Output all of the records exactly as written.

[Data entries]
____

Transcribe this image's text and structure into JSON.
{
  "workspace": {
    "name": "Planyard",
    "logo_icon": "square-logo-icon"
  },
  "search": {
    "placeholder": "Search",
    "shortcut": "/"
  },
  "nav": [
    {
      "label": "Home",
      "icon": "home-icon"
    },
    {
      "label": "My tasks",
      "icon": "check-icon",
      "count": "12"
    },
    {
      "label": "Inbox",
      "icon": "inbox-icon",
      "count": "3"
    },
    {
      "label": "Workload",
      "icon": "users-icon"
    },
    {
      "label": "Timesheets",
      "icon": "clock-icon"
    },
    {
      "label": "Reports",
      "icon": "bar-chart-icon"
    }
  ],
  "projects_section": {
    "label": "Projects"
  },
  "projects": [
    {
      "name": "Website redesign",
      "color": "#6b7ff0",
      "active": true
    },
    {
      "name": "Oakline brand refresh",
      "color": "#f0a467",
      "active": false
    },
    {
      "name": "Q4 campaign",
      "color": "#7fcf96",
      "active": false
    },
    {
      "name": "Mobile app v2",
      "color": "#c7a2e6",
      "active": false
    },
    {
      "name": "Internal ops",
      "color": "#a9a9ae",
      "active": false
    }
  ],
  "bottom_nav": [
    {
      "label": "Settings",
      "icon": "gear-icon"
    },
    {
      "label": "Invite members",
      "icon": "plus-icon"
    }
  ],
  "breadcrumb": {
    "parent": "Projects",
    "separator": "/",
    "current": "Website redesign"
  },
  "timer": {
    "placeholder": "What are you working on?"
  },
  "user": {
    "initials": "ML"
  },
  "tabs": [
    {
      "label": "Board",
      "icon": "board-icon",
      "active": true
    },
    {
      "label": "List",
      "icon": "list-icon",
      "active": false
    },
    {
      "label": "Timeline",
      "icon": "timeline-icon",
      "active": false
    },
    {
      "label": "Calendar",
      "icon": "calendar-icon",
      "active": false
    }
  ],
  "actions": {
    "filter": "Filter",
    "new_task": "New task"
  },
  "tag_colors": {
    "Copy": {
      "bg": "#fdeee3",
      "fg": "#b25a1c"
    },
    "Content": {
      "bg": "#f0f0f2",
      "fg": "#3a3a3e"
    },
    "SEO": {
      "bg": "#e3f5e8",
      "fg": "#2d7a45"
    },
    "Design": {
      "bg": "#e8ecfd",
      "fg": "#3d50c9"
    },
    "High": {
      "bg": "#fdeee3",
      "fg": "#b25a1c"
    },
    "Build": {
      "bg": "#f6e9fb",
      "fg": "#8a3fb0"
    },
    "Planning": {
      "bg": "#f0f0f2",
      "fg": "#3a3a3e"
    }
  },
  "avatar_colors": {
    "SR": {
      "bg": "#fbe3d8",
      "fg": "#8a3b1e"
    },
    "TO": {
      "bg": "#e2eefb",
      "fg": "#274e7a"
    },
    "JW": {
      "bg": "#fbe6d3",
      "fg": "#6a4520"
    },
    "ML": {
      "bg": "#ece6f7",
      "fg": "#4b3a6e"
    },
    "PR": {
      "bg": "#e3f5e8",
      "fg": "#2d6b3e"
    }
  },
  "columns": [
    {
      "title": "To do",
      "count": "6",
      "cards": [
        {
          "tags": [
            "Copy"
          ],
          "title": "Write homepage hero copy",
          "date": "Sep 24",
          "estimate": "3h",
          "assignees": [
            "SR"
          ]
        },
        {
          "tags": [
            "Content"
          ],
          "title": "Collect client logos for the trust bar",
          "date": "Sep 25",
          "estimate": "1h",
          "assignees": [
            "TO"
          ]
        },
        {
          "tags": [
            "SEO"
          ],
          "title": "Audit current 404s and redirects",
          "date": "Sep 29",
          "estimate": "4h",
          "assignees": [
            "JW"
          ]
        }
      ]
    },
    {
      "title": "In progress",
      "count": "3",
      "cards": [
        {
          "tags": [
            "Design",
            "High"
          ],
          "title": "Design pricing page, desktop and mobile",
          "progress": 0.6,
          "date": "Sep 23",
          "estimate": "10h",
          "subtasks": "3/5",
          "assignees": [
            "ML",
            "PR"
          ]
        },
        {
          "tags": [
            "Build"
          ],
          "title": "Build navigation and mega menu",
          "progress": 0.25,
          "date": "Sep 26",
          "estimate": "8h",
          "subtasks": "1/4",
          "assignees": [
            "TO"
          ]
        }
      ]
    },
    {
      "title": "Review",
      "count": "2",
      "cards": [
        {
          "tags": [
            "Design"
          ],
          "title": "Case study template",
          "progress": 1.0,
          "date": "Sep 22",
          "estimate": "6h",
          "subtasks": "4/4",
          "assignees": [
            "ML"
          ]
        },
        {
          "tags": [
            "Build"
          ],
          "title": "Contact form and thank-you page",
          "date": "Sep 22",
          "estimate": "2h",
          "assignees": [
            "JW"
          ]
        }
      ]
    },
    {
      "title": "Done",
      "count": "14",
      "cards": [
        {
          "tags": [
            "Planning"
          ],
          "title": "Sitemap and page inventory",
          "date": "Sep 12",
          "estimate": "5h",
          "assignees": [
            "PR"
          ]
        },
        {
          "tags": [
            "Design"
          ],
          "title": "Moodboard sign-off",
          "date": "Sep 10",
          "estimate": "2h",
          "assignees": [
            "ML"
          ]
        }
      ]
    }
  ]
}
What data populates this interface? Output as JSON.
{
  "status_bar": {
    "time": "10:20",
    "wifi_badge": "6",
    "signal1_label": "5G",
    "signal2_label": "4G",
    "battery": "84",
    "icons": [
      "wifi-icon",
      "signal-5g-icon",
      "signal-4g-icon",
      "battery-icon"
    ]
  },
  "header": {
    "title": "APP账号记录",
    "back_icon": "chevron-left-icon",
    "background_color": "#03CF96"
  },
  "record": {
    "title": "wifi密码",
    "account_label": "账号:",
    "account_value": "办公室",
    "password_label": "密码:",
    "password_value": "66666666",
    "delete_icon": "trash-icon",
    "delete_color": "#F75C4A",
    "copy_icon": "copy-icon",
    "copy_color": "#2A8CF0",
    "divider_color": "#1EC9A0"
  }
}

____

#### ANSWER TO THE TASK:
Transcribe this image's text and structure into JSON.
{
  "workspace": {
    "name": "Planyard",
    "logo_icon": "square-logo-icon"
  },
  "search": {
    "placeholder": "Search",
    "shortcut": "/"
  },
  "nav": [
    {
      "label": "Home",
      "icon": "home-icon"
    },
    {
      "label": "My tasks",
      "icon": "check-icon",
      "count": "12"
    },
    {
      "label": "Inbox",
      "icon": "inbox-icon",
      "count": "3"
    },
    {
      "label": "Workload",
      "icon": "users-icon"
    },
    {
      "label": "Timesheets",
      "icon": "clock-icon"
    },
    {
      "label": "Reports",
      "icon": "bar-chart-icon"
    }
  ],
  "projects_section": {
    "label": "Projects"
  },
  "projects": [
    {
      "name": "Website redesign",
      "color": "#6b7ff0",
      "active": true
    },
    {
      "name": "Oakline brand refresh",
      "color": "#f0a467",
      "active": false
    },
    {
      "name": "Q4 campaign",
      "color": "#7fcf96",
      "active": false
    },
    {
      "name": "Mobile app v2",
      "color": "#c7a2e6",
      "active": false
    },
    {
      "name": "Internal ops",
      "color": "#a9a9ae",
      "active": false
    }
  ],
  "bottom_nav": [
    {
      "label": "Settings",
      "icon": "gear-icon"
    },
    {
      "label": "Invite members",
      "icon": "plus-icon"
    }
  ],
  "breadcrumb": {
    "parent": "Projects",
    "separator": "/",
    "current": "Website redesign"
  },
  "timer": {
    "placeholder": "What are you working on?"
  },
  "user": {
    "initials": "ML"
  },
  "tabs": [
    {
      "label": "Board",
      "icon": "board-icon",
      "active": true
    },
    {
      "label": "List",
      "icon": "list-icon",
      "active": false
    },
    {
      "label": "Timeline",
      "icon": "timeline-icon",
      "active": false
    },
    {
      "label": "Calendar",
      "icon": "calendar-icon",
      "active": false
    }
  ],
  "actions": {
    "filter": "Filter",
    "new_task": "New task"
  },
  "tag_colors": {
    "Copy": {
      "bg": "#fdeee3",
      "fg": "#b25a1c"
    },
    "Content": {
      "bg": "#f0f0f2",
      "fg": "#3a3a3e"
    },
    "SEO": {
      "bg": "#e3f5e8",
      "fg": "#2d7a45"
    },
    "Design": {
      "bg": "#e8ecfd",
      "fg": "#3d50c9"
    },
    "High": {
      "bg": "#fdeee3",
      "fg": "#b25a1c"
    },
    "Build": {
      "bg": "#f6e9fb",
      "fg": "#8a3fb0"
    },
    "Planning": {
      "bg": "#f0f0f2",
      "fg": "#3a3a3e"
    }
  },
  "avatar_colors": {
    "SR": {
      "bg": "#fbe3d8",
      "fg": "#8a3b1e"
    },
    "TO": {
      "bg": "#e2eefb",
      "fg": "#274e7a"
    },
    "JW": {
      "bg": "#fbe6d3",
      "fg": "#6a4520"
    },
    "ML": {
      "bg": "#ece6f7",
      "fg": "#4b3a6e"
    },
    "PR": {
      "bg": "#e3f5e8",
      "fg": "#2d6b3e"
    }
  },
  "columns": [
    {
      "title": "To do",
      "count": "6",
      "cards": [
        {
          "tags": [
            "Copy"
          ],
          "title": "Write homepage hero copy",
          "date": "Sep 24",
          "estimate": "3h",
          "assignees": [
            "SR"
          ]
        },
        {
          "tags": [
            "Content"
          ],
          "title": "Collect client logos for the trust bar",
          "date": "Sep 25",
          "estimate": "1h",
          "assignees": [
            "TO"
          ]
        },
        {
          "tags": [
            "SEO"
          ],
          "title": "Audit current 404s and redirects",
          "date": "Sep 29",
          "estimate": "4h",
          "assignees": [
            "JW"
          ]
        }
      ]
    },
    {
      "title": "In progress",
      "count": "3",
      "cards": [
        {
          "tags": [
            "Design",
            "High"
          ],
          "title": "Design pricing page, desktop and mobile",
          "progress": 0.6,
          "date": "Sep 23",
          "estimate": "10h",
          "subtasks": "3/5",
          "assignees": [
            "ML",
            "PR"
          ]
        },
        {
          "tags": [
            "Build"
          ],
          "title": "Build navigation and mega menu",
          "progress": 0.25,
          "date": "Sep 26",
          "estimate": "8h",
          "subtasks": "1/4",
          "assignees": [
            "TO"
          ]
        }
      ]
    },
    {
      "title": "Review",
      "count": "2",
      "cards": [
        {
          "tags": [
            "Design"
          ],
          "title": "Case study template",
          "progress": 1.0,
          "date": "Sep 22",
          "estimate": "6h",
          "subtasks": "4/4",
          "assignees": [
            "ML"
          ]
        },
        {
          "tags": [
            "Build"
          ],
          "title": "Contact form and thank-you page",
          "date": "Sep 22",
          "estimate": "2h",
          "assignees": [
            "JW"
          ]
        }
      ]
    },
    {
      "title": "Done",
      "count": "14",
      "cards": [
        {
          "tags": [
            "Planning"
          ],
          "title": "Sitemap and page inventory",
          "date": "Sep 12",
          "estimate": "5h",
          "assignees": [
            "PR"
          ]
        },
        {
          "tags": [
            "Design"
          ],
          "title": "Moodboard sign-off",
          "date": "Sep 10",
          "estimate": "2h",
          "assignees": [
            "ML"
          ]
        }
      ]
    }
  ]
}
What data populates this interface? Output as JSON.
{
  "status_bar": {
    "time": "10:20",
    "wifi_badge": "6",
    "signal1_label": "5G",
    "signal2_label": "4G",
    "battery": "84",
    "icons": [
      "wifi-icon",
      "signal-5g-icon",
      "signal-4g-icon",
      "battery-icon"
    ]
  },
  "header": {
    "title": "APP账号记录",
    "back_icon": "chevron-left-icon",
    "background_color": "#03CF96"
  },
  "record": {
    "title": "wifi密码",
    "account_label": "账号:",
    "account_value": "办公室",
    "password_label": "密码:",
    "password_value": "66666666",
    "delete_icon": "trash-icon",
    "delete_color": "#F75C4A",
    "copy_icon": "copy-icon",
    "copy_color": "#2A8CF0",
    "divider_color": "#1EC9A0"
  }
}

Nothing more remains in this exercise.